Provided information -
- - - - -

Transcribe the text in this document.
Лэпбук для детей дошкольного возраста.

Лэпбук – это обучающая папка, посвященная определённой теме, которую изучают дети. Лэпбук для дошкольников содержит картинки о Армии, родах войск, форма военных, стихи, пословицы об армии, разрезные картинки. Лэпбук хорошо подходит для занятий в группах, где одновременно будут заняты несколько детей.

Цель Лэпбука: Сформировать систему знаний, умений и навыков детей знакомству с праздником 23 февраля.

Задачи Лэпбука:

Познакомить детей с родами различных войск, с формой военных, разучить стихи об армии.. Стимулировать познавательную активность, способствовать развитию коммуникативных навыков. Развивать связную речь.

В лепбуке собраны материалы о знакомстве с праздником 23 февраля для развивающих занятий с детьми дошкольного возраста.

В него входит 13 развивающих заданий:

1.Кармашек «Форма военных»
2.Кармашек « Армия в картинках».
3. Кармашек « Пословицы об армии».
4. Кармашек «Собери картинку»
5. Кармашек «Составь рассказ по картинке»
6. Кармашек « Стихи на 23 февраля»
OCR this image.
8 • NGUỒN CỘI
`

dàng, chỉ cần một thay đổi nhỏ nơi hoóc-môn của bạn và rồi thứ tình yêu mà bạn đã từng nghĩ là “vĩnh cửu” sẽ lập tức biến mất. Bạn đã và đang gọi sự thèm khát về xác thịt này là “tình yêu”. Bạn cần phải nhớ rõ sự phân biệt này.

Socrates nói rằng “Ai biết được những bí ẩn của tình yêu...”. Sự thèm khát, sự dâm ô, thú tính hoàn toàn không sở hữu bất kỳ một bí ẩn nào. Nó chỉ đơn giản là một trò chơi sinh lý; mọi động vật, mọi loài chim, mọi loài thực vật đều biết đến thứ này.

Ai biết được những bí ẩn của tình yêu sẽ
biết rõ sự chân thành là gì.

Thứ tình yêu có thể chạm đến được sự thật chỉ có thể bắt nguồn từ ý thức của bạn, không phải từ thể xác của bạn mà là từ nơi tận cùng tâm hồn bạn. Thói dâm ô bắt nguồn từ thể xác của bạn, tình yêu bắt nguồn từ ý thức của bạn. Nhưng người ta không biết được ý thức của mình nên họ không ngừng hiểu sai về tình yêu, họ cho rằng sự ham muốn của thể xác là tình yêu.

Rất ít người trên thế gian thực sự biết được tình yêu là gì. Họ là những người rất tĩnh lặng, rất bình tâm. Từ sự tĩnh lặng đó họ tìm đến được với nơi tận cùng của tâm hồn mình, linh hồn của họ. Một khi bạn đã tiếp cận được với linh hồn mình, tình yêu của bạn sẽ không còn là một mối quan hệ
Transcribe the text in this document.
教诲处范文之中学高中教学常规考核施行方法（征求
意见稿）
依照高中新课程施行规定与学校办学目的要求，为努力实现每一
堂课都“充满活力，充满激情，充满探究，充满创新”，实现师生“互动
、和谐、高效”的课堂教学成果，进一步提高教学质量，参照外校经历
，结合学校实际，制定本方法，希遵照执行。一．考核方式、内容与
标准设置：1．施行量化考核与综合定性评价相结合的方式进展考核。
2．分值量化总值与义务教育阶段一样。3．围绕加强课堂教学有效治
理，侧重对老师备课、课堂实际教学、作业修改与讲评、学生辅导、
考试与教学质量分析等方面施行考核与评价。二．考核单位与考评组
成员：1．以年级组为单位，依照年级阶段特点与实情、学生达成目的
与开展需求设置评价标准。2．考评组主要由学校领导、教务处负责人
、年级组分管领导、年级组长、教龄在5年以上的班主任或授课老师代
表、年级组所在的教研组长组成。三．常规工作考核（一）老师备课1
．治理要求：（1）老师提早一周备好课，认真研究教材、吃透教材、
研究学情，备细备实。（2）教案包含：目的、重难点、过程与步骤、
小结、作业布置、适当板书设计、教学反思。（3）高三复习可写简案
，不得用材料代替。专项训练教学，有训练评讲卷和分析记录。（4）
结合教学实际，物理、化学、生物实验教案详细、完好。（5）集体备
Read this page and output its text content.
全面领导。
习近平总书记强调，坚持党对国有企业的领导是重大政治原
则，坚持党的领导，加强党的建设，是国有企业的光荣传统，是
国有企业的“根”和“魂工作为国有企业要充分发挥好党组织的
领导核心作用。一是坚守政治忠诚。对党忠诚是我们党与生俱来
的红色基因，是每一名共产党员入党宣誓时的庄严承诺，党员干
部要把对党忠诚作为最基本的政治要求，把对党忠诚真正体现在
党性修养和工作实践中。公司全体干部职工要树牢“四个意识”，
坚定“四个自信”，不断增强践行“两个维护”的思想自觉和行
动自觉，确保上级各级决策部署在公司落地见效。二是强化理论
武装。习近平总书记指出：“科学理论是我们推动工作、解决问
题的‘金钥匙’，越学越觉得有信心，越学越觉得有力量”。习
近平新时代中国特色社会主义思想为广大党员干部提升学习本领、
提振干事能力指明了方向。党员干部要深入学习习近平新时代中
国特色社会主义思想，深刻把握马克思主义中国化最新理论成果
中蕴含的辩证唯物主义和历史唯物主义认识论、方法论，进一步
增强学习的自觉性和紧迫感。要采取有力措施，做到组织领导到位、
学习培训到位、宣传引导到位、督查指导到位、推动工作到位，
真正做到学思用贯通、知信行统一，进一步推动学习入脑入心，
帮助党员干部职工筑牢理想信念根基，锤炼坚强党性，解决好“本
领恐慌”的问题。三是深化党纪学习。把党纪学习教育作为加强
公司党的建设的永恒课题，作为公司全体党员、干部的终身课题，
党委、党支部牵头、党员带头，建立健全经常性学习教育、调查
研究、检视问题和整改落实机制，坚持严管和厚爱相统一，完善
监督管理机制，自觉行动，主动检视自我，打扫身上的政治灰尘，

- - - - -

Exercise requirements - Return all of the entries exactly as written.

Task response -
Transcribe the text in this document.
Лэпбук для детей дошкольного возраста.

Лэпбук – это обучающая папка, посвященная определённой теме, которую изучают дети. Лэпбук для дошкольников содержит картинки о Армии, родах войск, форма военных, стихи, пословицы об армии, разрезные картинки. Лэпбук хорошо подходит для занятий в группах, где одновременно будут заняты несколько детей.

Цель Лэпбука: Сформировать систему знаний, умений и навыков детей знакомству с праздником 23 февраля.

Задачи Лэпбука:

Познакомить детей с родами различных войск, с формой военных, разучить стихи об армии.. Стимулировать познавательную активность, способствовать развитию коммуникативных навыков. Развивать связную речь.

В лепбуке собраны материалы о знакомстве с праздником 23 февраля для развивающих занятий с детьми дошкольного возраста.

В него входит 13 развивающих заданий:

1.Кармашек «Форма военных»
2.Кармашек « Армия в картинках».
3. Кармашек « Пословицы об армии».
4. Кармашек «Собери картинку»
5. Кармашек «Составь рассказ по картинке»
6. Кармашек « Стихи на 23 февраля»
OCR this image.
8 • NGUỒN CỘI
`

dàng, chỉ cần một thay đổi nhỏ nơi hoóc-môn của bạn và rồi thứ tình yêu mà bạn đã từng nghĩ là “vĩnh cửu” sẽ lập tức biến mất. Bạn đã và đang gọi sự thèm khát về xác thịt này là “tình yêu”. Bạn cần phải nhớ rõ sự phân biệt này.

Socrates nói rằng “Ai biết được những bí ẩn của tình yêu...”. Sự thèm khát, sự dâm ô, thú tính hoàn toàn không sở hữu bất kỳ một bí ẩn nào. Nó chỉ đơn giản là một trò chơi sinh lý; mọi động vật, mọi loài chim, mọi loài thực vật đều biết đến thứ này.

Ai biết được những bí ẩn của tình yêu sẽ
biết rõ sự chân thành là gì.

Thứ tình yêu có thể chạm đến được sự thật chỉ có thể bắt nguồn từ ý thức của bạn, không phải từ thể xác của bạn mà là từ nơi tận cùng tâm hồn bạn. Thói dâm ô bắt nguồn từ thể xác của bạn, tình yêu bắt nguồn từ ý thức của bạn. Nhưng người ta không biết được ý thức của mình nên họ không ngừng hiểu sai về tình yêu, họ cho rằng sự ham muốn của thể xác là tình yêu.

Rất ít người trên thế gian thực sự biết được tình yêu là gì. Họ là những người rất tĩnh lặng, rất bình tâm. Từ sự tĩnh lặng đó họ tìm đến được với nơi tận cùng của tâm hồn mình, linh hồn của họ. Một khi bạn đã tiếp cận được với linh hồn mình, tình yêu của bạn sẽ không còn là một mối quan hệ
Transcribe the text in this document.
教诲处范文之中学高中教学常规考核施行方法（征求
意见稿）
依照高中新课程施行规定与学校办学目的要求，为努力实现每一
堂课都“充满活力，充满激情，充满探究，充满创新”，实现师生“互动
、和谐、高效”的课堂教学成果，进一步提高教学质量，参照外校经历
，结合学校实际，制定本方法，希遵照执行。一．考核方式、内容与
标准设置：1．施行量化考核与综合定性评价相结合的方式进展考核。
2．分值量化总值与义务教育阶段一样。3．围绕加强课堂教学有效治
理，侧重对老师备课、课堂实际教学、作业修改与讲评、学生辅导、
考试与教学质量分析等方面施行考核与评价。二．考核单位与考评组
成员：1．以年级组为单位，依照年级阶段特点与实情、学生达成目的
与开展需求设置评价标准。2．考评组主要由学校领导、教务处负责人
、年级组分管领导、年级组长、教龄在5年以上的班主任或授课老师代
表、年级组所在的教研组长组成。三．常规工作考核（一）老师备课1
．治理要求：（1）老师提早一周备好课，认真研究教材、吃透教材、
研究学情，备细备实。（2）教案包含：目的、重难点、过程与步骤、
小结、作业布置、适当板书设计、教学反思。（3）高三复习可写简案
，不得用材料代替。专项训练教学，有训练评讲卷和分析记录。（4）
结合教学实际，物理、化学、生物实验教案详细、完好。（5）集体备
Read this page and output its text content.
全面领导。
习近平总书记强调，坚持党对国有企业的领导是重大政治原
则，坚持党的领导，加强党的建设，是国有企业的光荣传统，是
国有企业的“根”和“魂工作为国有企业要充分发挥好党组织的
领导核心作用。一是坚守政治忠诚。对党忠诚是我们党与生俱来
的红色基因，是每一名共产党员入党宣誓时的庄严承诺，党员干
部要把对党忠诚作为最基本的政治要求，把对党忠诚真正体现在
党性修养和工作实践中。公司全体干部职工要树牢“四个意识”，
坚定“四个自信”，不断增强践行“两个维护”的思想自觉和行
动自觉，确保上级各级决策部署在公司落地见效。二是强化理论
武装。习近平总书记指出：“科学理论是我们推动工作、解决问
题的‘金钥匙’，越学越觉得有信心，越学越觉得有力量”。习
近平新时代中国特色社会主义思想为广大党员干部提升学习本领、
提振干事能力指明了方向。党员干部要深入学习习近平新时代中
国特色社会主义思想，深刻把握马克思主义中国化最新理论成果
中蕴含的辩证唯物主义和历史唯物主义认识论、方法论，进一步
增强学习的自觉性和紧迫感。要采取有力措施，做到组织领导到位、
学习培训到位、宣传引导到位、督查指导到位、推动工作到位，
真正做到学思用贯通、知信行统一，进一步推动学习入脑入心，
帮助党员干部职工筑牢理想信念根基，锤炼坚强党性，解决好“本
领恐慌”的问题。三是深化党纪学习。把党纪学习教育作为加强
公司党的建设的永恒课题，作为公司全体党员、干部的终身课题，
党委、党支部牵头、党员带头，建立健全经常性学习教育、调查
研究、检视问题和整改落实机制，坚持严管和厚爱相统一，完善
监督管理机制，自觉行动，主动检视自我，打扫身上的政治灰尘，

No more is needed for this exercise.